(Data listing)
>> Begin
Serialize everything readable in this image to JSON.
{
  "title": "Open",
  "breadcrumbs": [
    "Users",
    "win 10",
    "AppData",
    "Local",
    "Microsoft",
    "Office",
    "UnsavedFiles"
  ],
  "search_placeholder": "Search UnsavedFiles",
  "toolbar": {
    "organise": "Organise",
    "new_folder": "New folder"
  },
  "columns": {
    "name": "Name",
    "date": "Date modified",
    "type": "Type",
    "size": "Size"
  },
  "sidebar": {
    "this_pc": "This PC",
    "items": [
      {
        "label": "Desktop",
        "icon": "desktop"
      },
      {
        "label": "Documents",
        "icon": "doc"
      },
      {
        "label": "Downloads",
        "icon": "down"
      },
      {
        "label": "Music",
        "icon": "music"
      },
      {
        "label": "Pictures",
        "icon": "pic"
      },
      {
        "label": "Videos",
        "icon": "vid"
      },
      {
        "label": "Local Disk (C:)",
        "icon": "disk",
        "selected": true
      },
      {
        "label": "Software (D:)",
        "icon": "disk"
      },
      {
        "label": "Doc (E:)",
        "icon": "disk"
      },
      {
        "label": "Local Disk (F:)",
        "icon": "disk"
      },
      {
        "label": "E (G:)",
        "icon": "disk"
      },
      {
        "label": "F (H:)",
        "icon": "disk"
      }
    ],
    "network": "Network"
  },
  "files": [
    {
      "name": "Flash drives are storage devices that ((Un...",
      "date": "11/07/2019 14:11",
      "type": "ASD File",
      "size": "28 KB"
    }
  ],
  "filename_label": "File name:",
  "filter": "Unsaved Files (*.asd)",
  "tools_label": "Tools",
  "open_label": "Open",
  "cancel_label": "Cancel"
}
>> End
>> Begin
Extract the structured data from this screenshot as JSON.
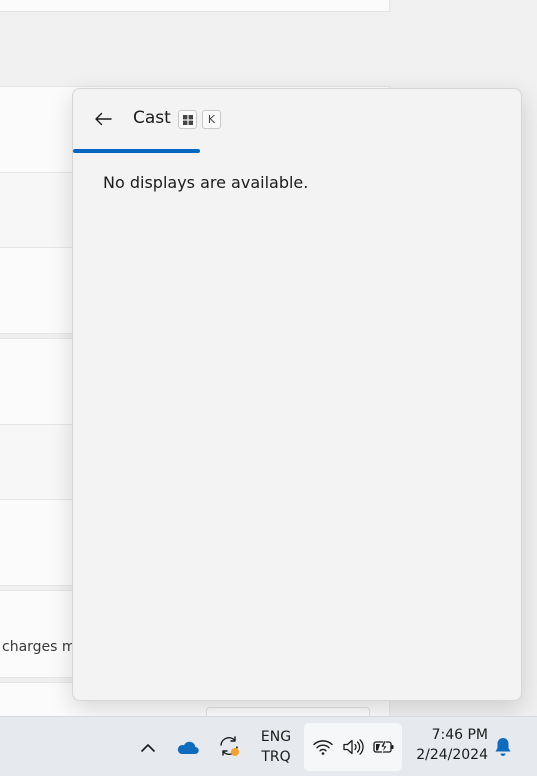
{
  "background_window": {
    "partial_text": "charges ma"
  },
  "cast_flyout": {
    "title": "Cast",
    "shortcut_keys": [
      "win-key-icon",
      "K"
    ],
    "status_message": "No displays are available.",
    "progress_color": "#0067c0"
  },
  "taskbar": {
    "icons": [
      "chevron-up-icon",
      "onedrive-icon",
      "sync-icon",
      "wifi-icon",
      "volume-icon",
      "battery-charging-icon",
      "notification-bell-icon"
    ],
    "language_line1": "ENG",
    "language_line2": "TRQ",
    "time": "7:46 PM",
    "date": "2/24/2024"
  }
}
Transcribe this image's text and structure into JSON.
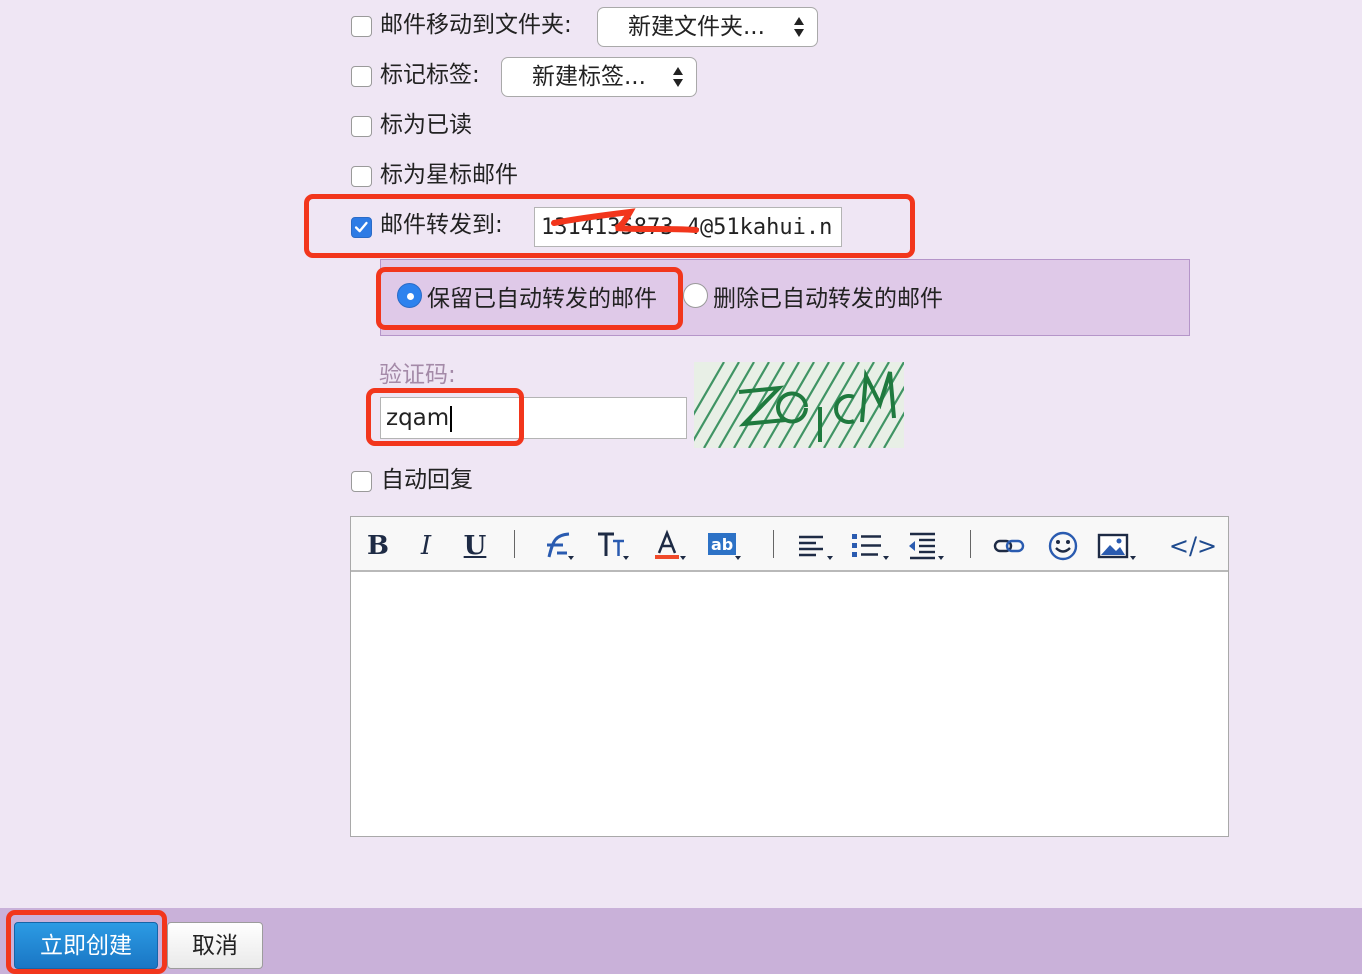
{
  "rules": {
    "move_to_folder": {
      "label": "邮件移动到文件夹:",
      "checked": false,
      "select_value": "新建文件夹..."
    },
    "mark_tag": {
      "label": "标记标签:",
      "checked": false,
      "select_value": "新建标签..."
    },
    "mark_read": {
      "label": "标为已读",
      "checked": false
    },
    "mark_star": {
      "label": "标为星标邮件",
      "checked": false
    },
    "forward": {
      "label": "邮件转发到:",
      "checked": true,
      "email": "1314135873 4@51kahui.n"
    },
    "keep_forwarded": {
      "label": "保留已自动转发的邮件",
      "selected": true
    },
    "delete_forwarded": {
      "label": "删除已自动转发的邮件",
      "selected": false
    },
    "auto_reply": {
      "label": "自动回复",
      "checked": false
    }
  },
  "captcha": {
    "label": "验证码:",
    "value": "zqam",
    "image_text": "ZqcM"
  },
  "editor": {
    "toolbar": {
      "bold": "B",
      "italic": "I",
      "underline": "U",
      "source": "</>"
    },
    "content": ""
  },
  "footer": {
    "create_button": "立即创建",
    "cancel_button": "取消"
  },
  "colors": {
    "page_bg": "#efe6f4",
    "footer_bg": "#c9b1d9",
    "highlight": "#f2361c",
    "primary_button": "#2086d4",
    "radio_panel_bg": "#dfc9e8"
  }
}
>> End
The request =>
Collect the lines of the data that carry the word "name".

Result =>
    "name": "Name",
      "name": "Flash drives are storage devices that ((Un...",
  "filename_label": "File name:",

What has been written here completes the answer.